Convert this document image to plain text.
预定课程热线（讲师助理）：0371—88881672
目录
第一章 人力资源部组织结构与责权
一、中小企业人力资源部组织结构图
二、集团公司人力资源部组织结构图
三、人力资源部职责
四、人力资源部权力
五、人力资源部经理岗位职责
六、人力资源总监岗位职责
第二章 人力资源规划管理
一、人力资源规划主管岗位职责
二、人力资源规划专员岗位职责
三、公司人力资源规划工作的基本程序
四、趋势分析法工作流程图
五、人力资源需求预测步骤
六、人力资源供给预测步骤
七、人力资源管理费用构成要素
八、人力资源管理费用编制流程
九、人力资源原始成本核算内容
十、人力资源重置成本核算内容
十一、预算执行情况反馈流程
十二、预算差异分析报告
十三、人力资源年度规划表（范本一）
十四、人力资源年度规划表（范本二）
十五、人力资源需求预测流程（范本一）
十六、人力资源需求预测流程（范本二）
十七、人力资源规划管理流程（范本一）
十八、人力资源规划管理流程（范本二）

━━━━

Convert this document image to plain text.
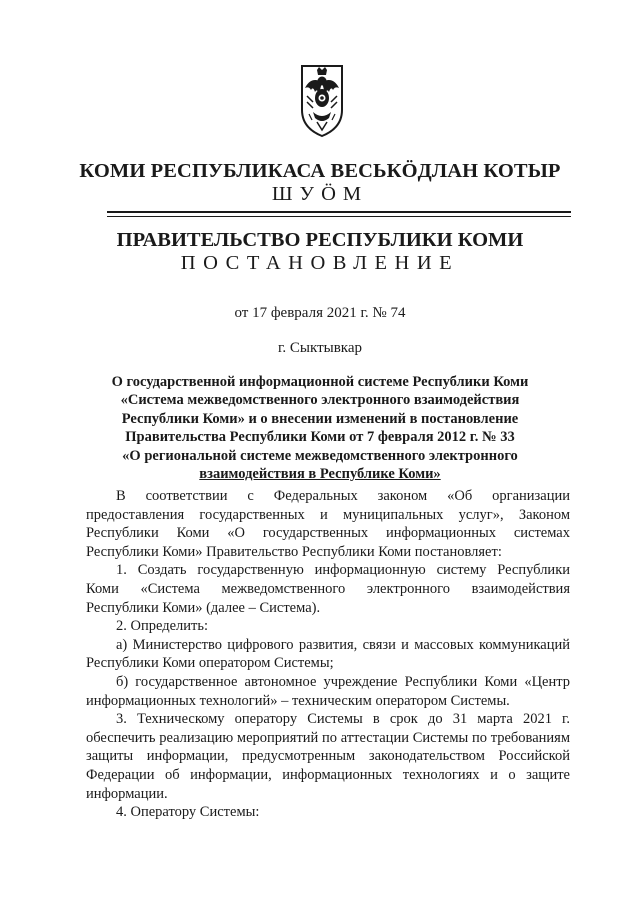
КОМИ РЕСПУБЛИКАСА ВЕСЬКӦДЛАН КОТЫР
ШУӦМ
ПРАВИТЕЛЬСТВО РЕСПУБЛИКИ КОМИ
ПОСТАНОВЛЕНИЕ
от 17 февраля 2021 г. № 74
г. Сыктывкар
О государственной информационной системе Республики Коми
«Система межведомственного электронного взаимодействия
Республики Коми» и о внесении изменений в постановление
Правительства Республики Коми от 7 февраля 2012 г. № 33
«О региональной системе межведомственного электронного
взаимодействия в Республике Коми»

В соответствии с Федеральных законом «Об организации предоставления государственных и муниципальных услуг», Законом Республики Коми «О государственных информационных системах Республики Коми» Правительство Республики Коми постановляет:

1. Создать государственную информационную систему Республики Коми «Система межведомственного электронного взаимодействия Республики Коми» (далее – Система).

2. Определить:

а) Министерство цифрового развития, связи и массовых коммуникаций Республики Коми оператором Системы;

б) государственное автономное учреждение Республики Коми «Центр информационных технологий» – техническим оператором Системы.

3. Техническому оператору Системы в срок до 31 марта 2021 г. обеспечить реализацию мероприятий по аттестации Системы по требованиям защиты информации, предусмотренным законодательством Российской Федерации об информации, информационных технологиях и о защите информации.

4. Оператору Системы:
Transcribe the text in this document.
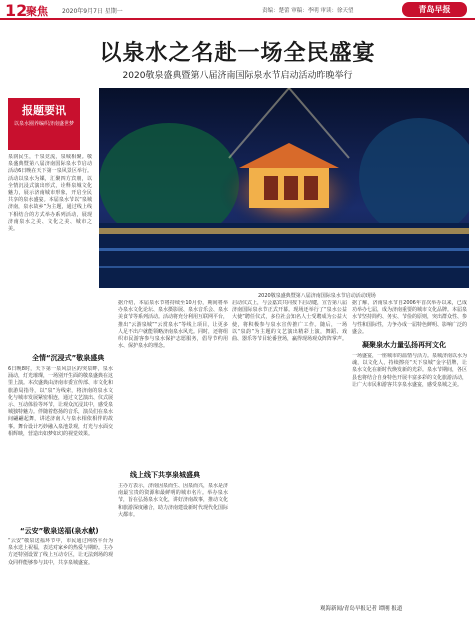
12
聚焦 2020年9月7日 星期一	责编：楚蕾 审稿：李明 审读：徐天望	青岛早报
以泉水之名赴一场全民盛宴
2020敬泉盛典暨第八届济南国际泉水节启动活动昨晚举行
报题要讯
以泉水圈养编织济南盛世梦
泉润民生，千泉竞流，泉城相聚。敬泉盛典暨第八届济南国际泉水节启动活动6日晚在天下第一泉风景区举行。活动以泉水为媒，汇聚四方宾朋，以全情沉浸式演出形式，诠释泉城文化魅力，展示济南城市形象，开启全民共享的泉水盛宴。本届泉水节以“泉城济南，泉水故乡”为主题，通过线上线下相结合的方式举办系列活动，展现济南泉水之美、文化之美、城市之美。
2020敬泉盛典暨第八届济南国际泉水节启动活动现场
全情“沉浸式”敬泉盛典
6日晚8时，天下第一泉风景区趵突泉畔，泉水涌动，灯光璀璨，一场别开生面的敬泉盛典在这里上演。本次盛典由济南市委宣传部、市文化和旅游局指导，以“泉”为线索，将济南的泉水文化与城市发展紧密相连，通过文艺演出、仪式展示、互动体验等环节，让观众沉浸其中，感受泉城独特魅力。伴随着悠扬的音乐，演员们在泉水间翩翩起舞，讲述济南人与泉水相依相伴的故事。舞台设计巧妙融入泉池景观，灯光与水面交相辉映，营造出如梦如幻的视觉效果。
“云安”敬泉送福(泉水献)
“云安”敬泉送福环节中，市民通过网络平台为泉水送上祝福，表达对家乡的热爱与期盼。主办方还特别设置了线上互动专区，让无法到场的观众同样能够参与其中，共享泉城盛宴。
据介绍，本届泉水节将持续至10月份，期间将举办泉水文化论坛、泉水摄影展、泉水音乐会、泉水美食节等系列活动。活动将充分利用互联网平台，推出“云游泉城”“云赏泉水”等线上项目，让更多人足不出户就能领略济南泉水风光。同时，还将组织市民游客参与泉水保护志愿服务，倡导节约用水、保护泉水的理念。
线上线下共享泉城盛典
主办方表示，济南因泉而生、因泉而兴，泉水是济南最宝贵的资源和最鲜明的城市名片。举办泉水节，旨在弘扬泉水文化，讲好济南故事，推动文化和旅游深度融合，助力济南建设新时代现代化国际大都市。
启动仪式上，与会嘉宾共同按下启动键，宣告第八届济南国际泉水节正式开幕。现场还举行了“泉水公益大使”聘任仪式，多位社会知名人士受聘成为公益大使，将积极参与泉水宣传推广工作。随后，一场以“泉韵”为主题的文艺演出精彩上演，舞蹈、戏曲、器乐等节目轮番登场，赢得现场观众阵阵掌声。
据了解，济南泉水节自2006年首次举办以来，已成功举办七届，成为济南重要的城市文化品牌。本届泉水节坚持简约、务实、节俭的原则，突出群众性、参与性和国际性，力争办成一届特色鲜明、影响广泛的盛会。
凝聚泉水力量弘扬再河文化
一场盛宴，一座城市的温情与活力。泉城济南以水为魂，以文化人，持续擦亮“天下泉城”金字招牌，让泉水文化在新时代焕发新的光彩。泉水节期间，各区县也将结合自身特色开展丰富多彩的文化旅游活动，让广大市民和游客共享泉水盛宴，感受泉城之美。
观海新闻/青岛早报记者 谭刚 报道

━━━━

PROMPT:
How many lines of the records contain the string "информационных"? Respond with the number alone.

COMPLETE ANSWER:
3